### Aim
Can you write out the whole listing exactly?

>>>

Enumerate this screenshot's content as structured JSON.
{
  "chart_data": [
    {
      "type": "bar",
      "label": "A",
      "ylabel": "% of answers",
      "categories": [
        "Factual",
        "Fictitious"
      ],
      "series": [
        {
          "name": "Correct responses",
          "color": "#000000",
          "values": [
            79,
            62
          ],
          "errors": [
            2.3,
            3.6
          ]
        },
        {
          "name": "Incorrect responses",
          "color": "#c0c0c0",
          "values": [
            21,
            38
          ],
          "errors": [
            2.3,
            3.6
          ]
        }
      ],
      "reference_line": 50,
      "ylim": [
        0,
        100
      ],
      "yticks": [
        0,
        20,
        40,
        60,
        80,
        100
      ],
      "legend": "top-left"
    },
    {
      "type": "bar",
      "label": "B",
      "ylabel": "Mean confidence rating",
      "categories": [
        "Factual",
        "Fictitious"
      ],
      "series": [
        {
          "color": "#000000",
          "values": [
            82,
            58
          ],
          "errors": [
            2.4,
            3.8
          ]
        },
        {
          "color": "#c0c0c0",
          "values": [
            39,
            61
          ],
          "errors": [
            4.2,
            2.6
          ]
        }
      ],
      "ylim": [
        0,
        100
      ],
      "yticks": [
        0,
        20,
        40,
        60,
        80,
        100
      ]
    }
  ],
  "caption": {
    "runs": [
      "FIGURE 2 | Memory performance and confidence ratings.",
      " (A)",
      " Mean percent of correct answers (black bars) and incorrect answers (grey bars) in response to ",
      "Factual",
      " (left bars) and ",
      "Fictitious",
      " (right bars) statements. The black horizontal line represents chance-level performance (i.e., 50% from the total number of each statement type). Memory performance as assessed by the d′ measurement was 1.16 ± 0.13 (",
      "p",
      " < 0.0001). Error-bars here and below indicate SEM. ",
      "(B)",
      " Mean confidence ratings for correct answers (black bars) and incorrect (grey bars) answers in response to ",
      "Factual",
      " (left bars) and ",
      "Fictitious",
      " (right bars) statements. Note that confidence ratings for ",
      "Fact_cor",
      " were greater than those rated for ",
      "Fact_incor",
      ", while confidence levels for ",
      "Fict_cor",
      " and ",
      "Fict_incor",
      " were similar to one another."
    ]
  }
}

<<<

### Correct result
Enumerate this screenshot's content as structured JSON.
{
  "chart_data": [
    {
      "type": "bar",
      "label": "A",
      "ylabel": "% of answers",
      "categories": [
        "Factual",
        "Fictitious"
      ],
      "series": [
        {
          "name": "Correct responses",
          "color": "#000000",
          "values": [
            79,
            62
          ],
          "errors": [
            2.3,
            3.6
          ]
        },
        {
          "name": "Incorrect responses",
          "color": "#c0c0c0",
          "values": [
            21,
            38
          ],
          "errors": [
            2.3,
            3.6
          ]
        }
      ],
      "reference_line": 50,
      "ylim": [
        0,
        100
      ],
      "yticks": [
        0,
        20,
        40,
        60,
        80,
        100
      ],
      "legend": "top-left"
    },
    {
      "type": "bar",
      "label": "B",
      "ylabel": "Mean confidence rating",
      "categories": [
        "Factual",
        "Fictitious"
      ],
      "series": [
        {
          "color": "#000000",
          "values": [
            82,
            58
          ],
          "errors": [
            2.4,
            3.8
          ]
        },
        {
          "color": "#c0c0c0",
          "values": [
            39,
            61
          ],
          "errors": [
            4.2,
            2.6
          ]
        }
      ],
      "ylim": [
        0,
        100
      ],
      "yticks": [
        0,
        20,
        40,
        60,
        80,
        100
      ]
    }
  ],
  "caption": {
    "runs": [
      "FIGURE 2 | Memory performance and confidence ratings.",
      " (A)",
      " Mean percent of correct answers (black bars) and incorrect answers (grey bars) in response to ",
      "Factual",
      " (left bars) and ",
      "Fictitious",
      " (right bars) statements. The black horizontal line represents chance-level performance (i.e., 50% from the total number of each statement type). Memory performance as assessed by the d′ measurement was 1.16 ± 0.13 (",
      "p",
      " < 0.0001). Error-bars here and below indicate SEM. ",
      "(B)",
      " Mean confidence ratings for correct answers (black bars) and incorrect (grey bars) answers in response to ",
      "Factual",
      " (left bars) and ",
      "Fictitious",
      " (right bars) statements. Note that confidence ratings for ",
      "Fact_cor",
      " were greater than those rated for ",
      "Fact_incor",
      ", while confidence levels for ",
      "Fict_cor",
      " and ",
      "Fict_incor",
      " were similar to one another."
    ]
  }
}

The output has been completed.